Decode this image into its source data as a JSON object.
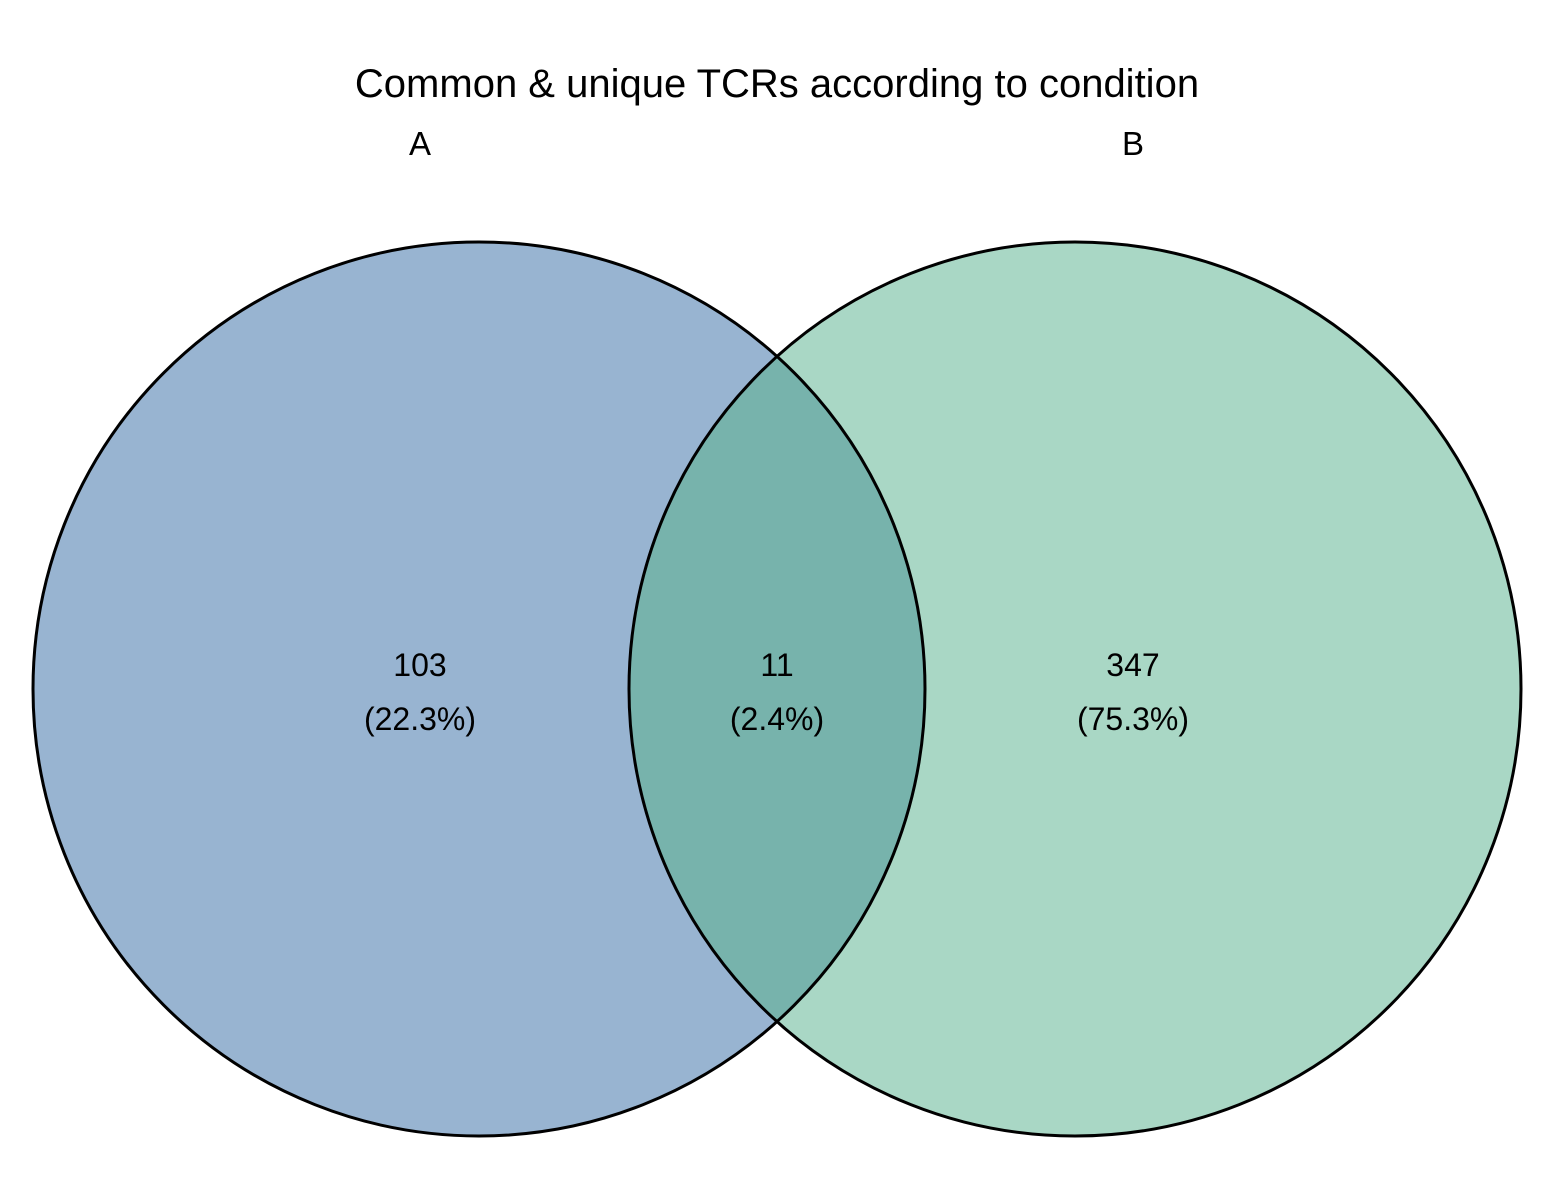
{
  "title": "Common & unique TCRs according to condition",
  "sets": [
    {
      "name": "A",
      "color": "#98B4D1"
    },
    {
      "name": "B",
      "color": "#A9D7C5"
    }
  ],
  "intersection_color": "#77B3AC",
  "outline_color": "#000000",
  "regions": [
    {
      "id": "a-only",
      "count": "103",
      "percent": "(22.3%)"
    },
    {
      "id": "a-and-b",
      "count": "11",
      "percent": "(2.4%)"
    },
    {
      "id": "b-only",
      "count": "347",
      "percent": "(75.3%)"
    }
  ],
  "chart_data": {
    "type": "venn",
    "title": "Common & unique TCRs according to condition",
    "sets": [
      "A",
      "B"
    ],
    "regions": [
      {
        "sets": [
          "A"
        ],
        "value": 103,
        "percent": 22.3
      },
      {
        "sets": [
          "A",
          "B"
        ],
        "value": 11,
        "percent": 2.4
      },
      {
        "sets": [
          "B"
        ],
        "value": 347,
        "percent": 75.3
      }
    ]
  }
}
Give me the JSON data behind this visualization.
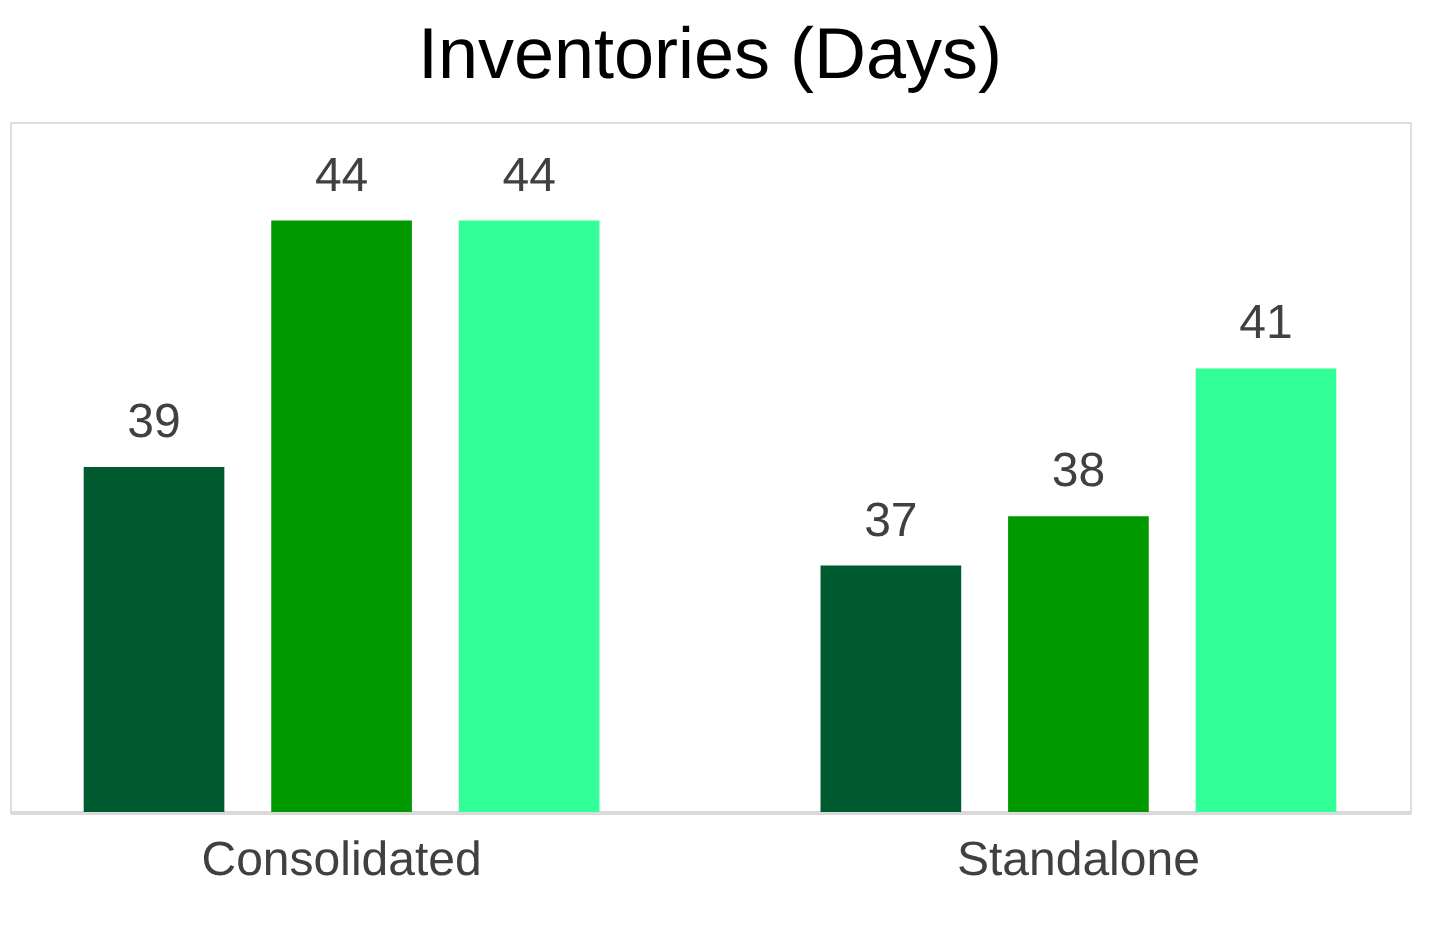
{
  "chart_data": {
    "type": "bar",
    "title": "Inventories (Days)",
    "categories": [
      "Consolidated",
      "Standalone"
    ],
    "series": [
      {
        "color": "#005a30",
        "values": [
          39,
          37
        ]
      },
      {
        "color": "#009900",
        "values": [
          44,
          38
        ]
      },
      {
        "color": "#33ff99",
        "values": [
          44,
          41
        ]
      }
    ],
    "ylim": [
      32,
      46
    ],
    "data_labels": true,
    "tick_labels": "x",
    "grid": false,
    "legend": false
  }
}
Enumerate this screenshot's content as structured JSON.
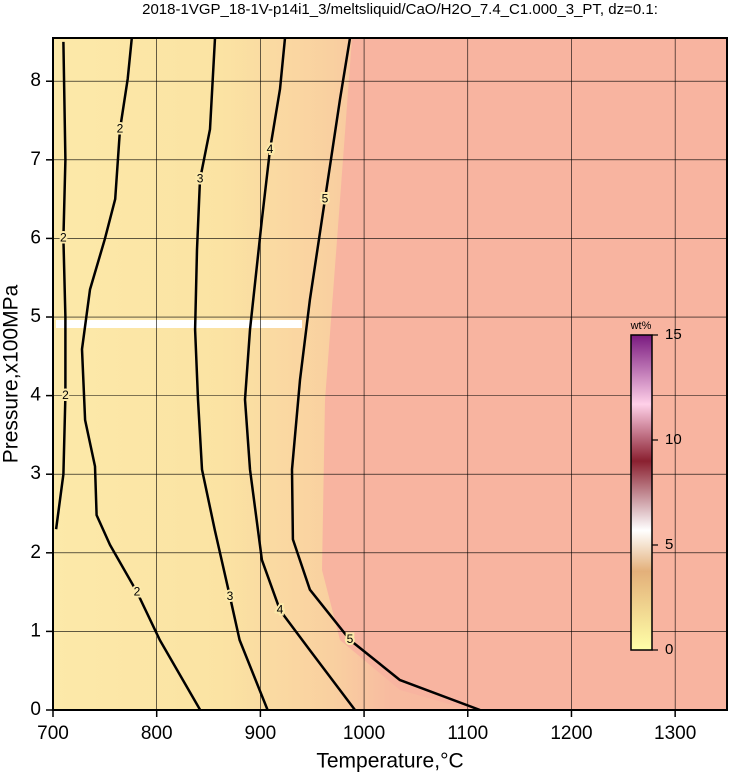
{
  "chart_data": {
    "type": "contour",
    "title": "2018-1VGP_18-1V-p14i1_3/meltsliquid/CaO/H2O_7.4_C1.000_3_PT, dz=0.1:",
    "x_label": "Temperature,°C",
    "y_label": "Pressure,x100MPa",
    "xlim": [
      700,
      1350
    ],
    "ylim": [
      0,
      8.55
    ],
    "xticks": [
      700,
      800,
      900,
      1000,
      1100,
      1200,
      1300
    ],
    "yticks": [
      0,
      1,
      2,
      3,
      4,
      5,
      6,
      7,
      8
    ],
    "grid": true,
    "contours": [
      {
        "level": 2,
        "x": [
          703,
          710,
          712,
          712,
          710,
          712,
          710
        ],
        "y": [
          2.3,
          3,
          4,
          5,
          6,
          7,
          8.5
        ]
      },
      {
        "level": 2,
        "x": [
          842,
          803,
          781,
          755,
          742,
          740.5,
          731,
          728,
          735.7,
          750,
          760,
          764.6,
          772,
          776
        ],
        "y": [
          0,
          0.89,
          1.5,
          2.1,
          2.48,
          3.1,
          3.69,
          4.59,
          5.35,
          5.99,
          6.5,
          7.39,
          8.03,
          8.55
        ]
      },
      {
        "level": 3,
        "x": [
          907,
          880,
          870.7,
          856,
          843.7,
          839.8,
          837,
          838.9,
          841.8,
          851.4,
          856.2
        ],
        "y": [
          0,
          0.89,
          1.44,
          2.29,
          3.06,
          3.95,
          4.84,
          5.86,
          6.75,
          7.39,
          8.55
        ]
      },
      {
        "level": 4,
        "x": [
          991.2,
          947.8,
          918.9,
          901.5,
          890,
          885.2,
          890,
          901.5,
          909.3,
          918.9,
          923.7
        ],
        "y": [
          0,
          0.76,
          1.27,
          1.91,
          3.06,
          3.95,
          4.84,
          6.24,
          7.13,
          7.9,
          8.55
        ]
      },
      {
        "level": 5,
        "x": [
          1111.8,
          1034.6,
          986.4,
          947.8,
          931.4,
          930.5,
          938.2,
          947.8,
          962.3,
          976.8,
          986.4
        ],
        "y": [
          0,
          0.38,
          0.89,
          1.53,
          2.17,
          3.06,
          4.2,
          5.22,
          6.5,
          7.77,
          8.55
        ]
      }
    ],
    "colorbar": {
      "label": "wt%",
      "lim": [
        0,
        15
      ],
      "ticks": [
        0,
        5,
        10,
        15
      ]
    }
  }
}
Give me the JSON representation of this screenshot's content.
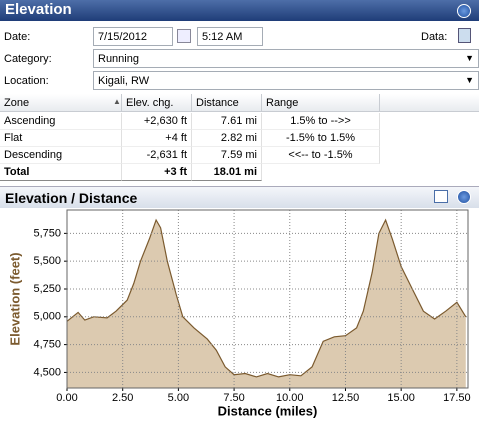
{
  "header": {
    "title": "Elevation"
  },
  "form": {
    "date_label": "Date:",
    "date": "7/15/2012",
    "time": "5:12 AM",
    "data_label": "Data:",
    "category_label": "Category:",
    "category": "Running",
    "location_label": "Location:",
    "location": "Kigali, RW"
  },
  "table": {
    "columns": [
      "Zone",
      "Elev. chg.",
      "Distance",
      "Range"
    ],
    "rows": [
      [
        "Ascending",
        "+2,630 ft",
        "7.61 mi",
        "1.5% to -->>"
      ],
      [
        "Flat",
        "+4 ft",
        "2.82 mi",
        "-1.5% to 1.5%"
      ],
      [
        "Descending",
        "-2,631 ft",
        "7.59 mi",
        "<<-- to -1.5%"
      ],
      [
        "Total",
        "+3 ft",
        "18.01 mi",
        null
      ]
    ]
  },
  "chart_data": {
    "type": "area",
    "title": "Elevation / Distance",
    "x_label": "Distance (miles)",
    "y_label": "Elevation (feet)",
    "x": [
      0,
      0.5,
      0.8,
      1.2,
      1.8,
      2.2,
      2.7,
      3.0,
      3.3,
      3.7,
      4.0,
      4.2,
      4.5,
      4.9,
      5.2,
      5.7,
      6.3,
      6.7,
      7.1,
      7.5,
      8.0,
      8.5,
      9.0,
      9.5,
      10.0,
      10.5,
      11.0,
      11.5,
      12.0,
      12.5,
      13.0,
      13.3,
      13.7,
      14.0,
      14.3,
      14.6,
      15.0,
      15.5,
      16.0,
      16.5,
      17.0,
      17.5,
      17.9
    ],
    "values": [
      4960,
      5040,
      4970,
      5000,
      4990,
      5050,
      5150,
      5300,
      5500,
      5700,
      5870,
      5800,
      5500,
      5200,
      5000,
      4900,
      4800,
      4700,
      4550,
      4480,
      4490,
      4460,
      4490,
      4460,
      4480,
      4470,
      4550,
      4780,
      4820,
      4830,
      4900,
      5050,
      5400,
      5750,
      5870,
      5700,
      5450,
      5250,
      5050,
      4980,
      5050,
      5130,
      5000
    ],
    "color": "#dccab0",
    "line_color": "#7b5a2e",
    "xlim": [
      0,
      18
    ],
    "ylim": [
      4360,
      5960
    ],
    "xticks": [
      {
        "value": 0,
        "label": "0.00"
      },
      {
        "value": 2.5,
        "label": "2.50"
      },
      {
        "value": 5,
        "label": "5.00"
      },
      {
        "value": 7.5,
        "label": "7.50"
      },
      {
        "value": 10,
        "label": "10.00"
      },
      {
        "value": 12.5,
        "label": "12.50"
      },
      {
        "value": 15,
        "label": "15.00"
      },
      {
        "value": 17.5,
        "label": "17.50"
      }
    ],
    "yticks": [
      {
        "value": 4500,
        "label": "4,500"
      },
      {
        "value": 4750,
        "label": "4,750"
      },
      {
        "value": 5000,
        "label": "5,000"
      },
      {
        "value": 5250,
        "label": "5,250"
      },
      {
        "value": 5500,
        "label": "5,500"
      },
      {
        "value": 5750,
        "label": "5,750"
      }
    ],
    "grid": true
  }
}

------------------------------------

SHORT EXERCISE
Restate the full listing verbatim and drop every picture.

CORRECT ANSWER
Decode this image into its source data as a JSON object.
{
  "title": "Common & unique TCRs according to condition",
  "sets": [
    {
      "name": "A",
      "color": "#98B4D1"
    },
    {
      "name": "B",
      "color": "#A9D7C5"
    }
  ],
  "intersection_color": "#77B3AC",
  "outline_color": "#000000",
  "regions": [
    {
      "id": "a-only",
      "count": "103",
      "percent": "(22.3%)"
    },
    {
      "id": "a-and-b",
      "count": "11",
      "percent": "(2.4%)"
    },
    {
      "id": "b-only",
      "count": "347",
      "percent": "(75.3%)"
    }
  ],
  "chart_data": {
    "type": "venn",
    "title": "Common & unique TCRs according to condition",
    "sets": [
      "A",
      "B"
    ],
    "regions": [
      {
        "sets": [
          "A"
        ],
        "value": 103,
        "percent": 22.3
      },
      {
        "sets": [
          "A",
          "B"
        ],
        "value": 11,
        "percent": 2.4
      },
      {
        "sets": [
          "B"
        ],
        "value": 347,
        "percent": 75.3
      }
    ]
  }
}
Give me the JSON data behind this visualization.
{
  "chart_data": {
    "type": "bar",
    "title": "Inventories (Days)",
    "categories": [
      "Consolidated",
      "Standalone"
    ],
    "series": [
      {
        "color": "#005a30",
        "values": [
          39,
          37
        ]
      },
      {
        "color": "#009900",
        "values": [
          44,
          38
        ]
      },
      {
        "color": "#33ff99",
        "values": [
          44,
          41
        ]
      }
    ],
    "ylim": [
      32,
      46
    ],
    "data_labels": true,
    "tick_labels": "x",
    "grid": false,
    "legend": false
  }
}
Enumerate this screenshot's content as structured JSON.
{
  "chart_data": {
    "type": "contour",
    "title": "2018-1VGP_18-1V-p14i1_3/meltsliquid/CaO/H2O_7.4_C1.000_3_PT, dz=0.1:",
    "x_label": "Temperature,°C",
    "y_label": "Pressure,x100MPa",
    "xlim": [
      700,
      1350
    ],
    "ylim": [
      0,
      8.55
    ],
    "xticks": [
      700,
      800,
      900,
      1000,
      1100,
      1200,
      1300
    ],
    "yticks": [
      0,
      1,
      2,
      3,
      4,
      5,
      6,
      7,
      8
    ],
    "grid": true,
    "contours": [
      {
        "level": 2,
        "x": [
          703,
          710,
          712,
          712,
          710,
          712,
          710
        ],
        "y": [
          2.3,
          3,
          4,
          5,
          6,
          7,
          8.5
        ]
      },
      {
        "level": 2,
        "x": [
          842,
          803,
          781,
          755,
          742,
          740.5,
          731,
          728,
          735.7,
          750,
          760,
          764.6,
          772,
          776
        ],
        "y": [
          0,
          0.89,
          1.5,
          2.1,
          2.48,
          3.1,
          3.69,
          4.59,
          5.35,
          5.99,
          6.5,
          7.39,
          8.03,
          8.55
        ]
      },
      {
        "level": 3,
        "x": [
          907,
          880,
          870.7,
          856,
          843.7,
          839.8,
          837,
          838.9,
          841.8,
          851.4,
          856.2
        ],
        "y": [
          0,
          0.89,
          1.44,
          2.29,
          3.06,
          3.95,
          4.84,
          5.86,
          6.75,
          7.39,
          8.55
        ]
      },
      {
        "level": 4,
        "x": [
          991.2,
          947.8,
          918.9,
          901.5,
          890,
          885.2,
          890,
          901.5,
          909.3,
          918.9,
          923.7
        ],
        "y": [
          0,
          0.76,
          1.27,
          1.91,
          3.06,
          3.95,
          4.84,
          6.24,
          7.13,
          7.9,
          8.55
        ]
      },
      {
        "level": 5,
        "x": [
          1111.8,
          1034.6,
          986.4,
          947.8,
          931.4,
          930.5,
          938.2,
          947.8,
          962.3,
          976.8,
          986.4
        ],
        "y": [
          0,
          0.38,
          0.89,
          1.53,
          2.17,
          3.06,
          4.2,
          5.22,
          6.5,
          7.77,
          8.55
        ]
      }
    ],
    "colorbar": {
      "label": "wt%",
      "lim": [
        0,
        15
      ],
      "ticks": [
        0,
        5,
        10,
        15
      ]
    }
  }
}
Give me the JSON representation of this screenshot's content.
{
  "header": {
    "title": "Elevation"
  },
  "form": {
    "date_label": "Date:",
    "date": "7/15/2012",
    "time": "5:12 AM",
    "data_label": "Data:",
    "category_label": "Category:",
    "category": "Running",
    "location_label": "Location:",
    "location": "Kigali, RW"
  },
  "table": {
    "columns": [
      "Zone",
      "Elev. chg.",
      "Distance",
      "Range"
    ],
    "rows": [
      [
        "Ascending",
        "+2,630 ft",
        "7.61 mi",
        "1.5% to -->>"
      ],
      [
        "Flat",
        "+4 ft",
        "2.82 mi",
        "-1.5% to 1.5%"
      ],
      [
        "Descending",
        "-2,631 ft",
        "7.59 mi",
        "<<-- to -1.5%"
      ],
      [
        "Total",
        "+3 ft",
        "18.01 mi",
        null
      ]
    ]
  },
  "chart_data": {
    "type": "area",
    "title": "Elevation / Distance",
    "x_label": "Distance (miles)",
    "y_label": "Elevation (feet)",
    "x": [
      0,
      0.5,
      0.8,
      1.2,
      1.8,
      2.2,
      2.7,
      3.0,
      3.3,
      3.7,
      4.0,
      4.2,
      4.5,
      4.9,
      5.2,
      5.7,
      6.3,
      6.7,
      7.1,
      7.5,
      8.0,
      8.5,
      9.0,
      9.5,
      10.0,
      10.5,
      11.0,
      11.5,
      12.0,
      12.5,
      13.0,
      13.3,
      13.7,
      14.0,
      14.3,
      14.6,
      15.0,
      15.5,
      16.0,
      16.5,
      17.0,
      17.5,
      17.9
    ],
    "values": [
      4960,
      5040,
      4970,
      5000,
      4990,
      5050,
      5150,
      5300,
      5500,
      5700,
      5870,
      5800,
      5500,
      5200,
      5000,
      4900,
      4800,
      4700,
      4550,
      4480,
      4490,
      4460,
      4490,
      4460,
      4480,
      4470,
      4550,
      4780,
      4820,
      4830,
      4900,
      5050,
      5400,
      5750,
      5870,
      5700,
      5450,
      5250,
      5050,
      4980,
      5050,
      5130,
      5000
    ],
    "color": "#dccab0",
    "line_color": "#7b5a2e",
    "xlim": [
      0,
      18
    ],
    "ylim": [
      4360,
      5960
    ],
    "xticks": [
      {
        "value": 0,
        "label": "0.00"
      },
      {
        "value": 2.5,
        "label": "2.50"
      },
      {
        "value": 5,
        "label": "5.00"
      },
      {
        "value": 7.5,
        "label": "7.50"
      },
      {
        "value": 10,
        "label": "10.00"
      },
      {
        "value": 12.5,
        "label": "12.50"
      },
      {
        "value": 15,
        "label": "15.00"
      },
      {
        "value": 17.5,
        "label": "17.50"
      }
    ],
    "yticks": [
      {
        "value": 4500,
        "label": "4,500"
      },
      {
        "value": 4750,
        "label": "4,750"
      },
      {
        "value": 5000,
        "label": "5,000"
      },
      {
        "value": 5250,
        "label": "5,250"
      },
      {
        "value": 5500,
        "label": "5,500"
      },
      {
        "value": 5750,
        "label": "5,750"
      }
    ],
    "grid": true
  }
}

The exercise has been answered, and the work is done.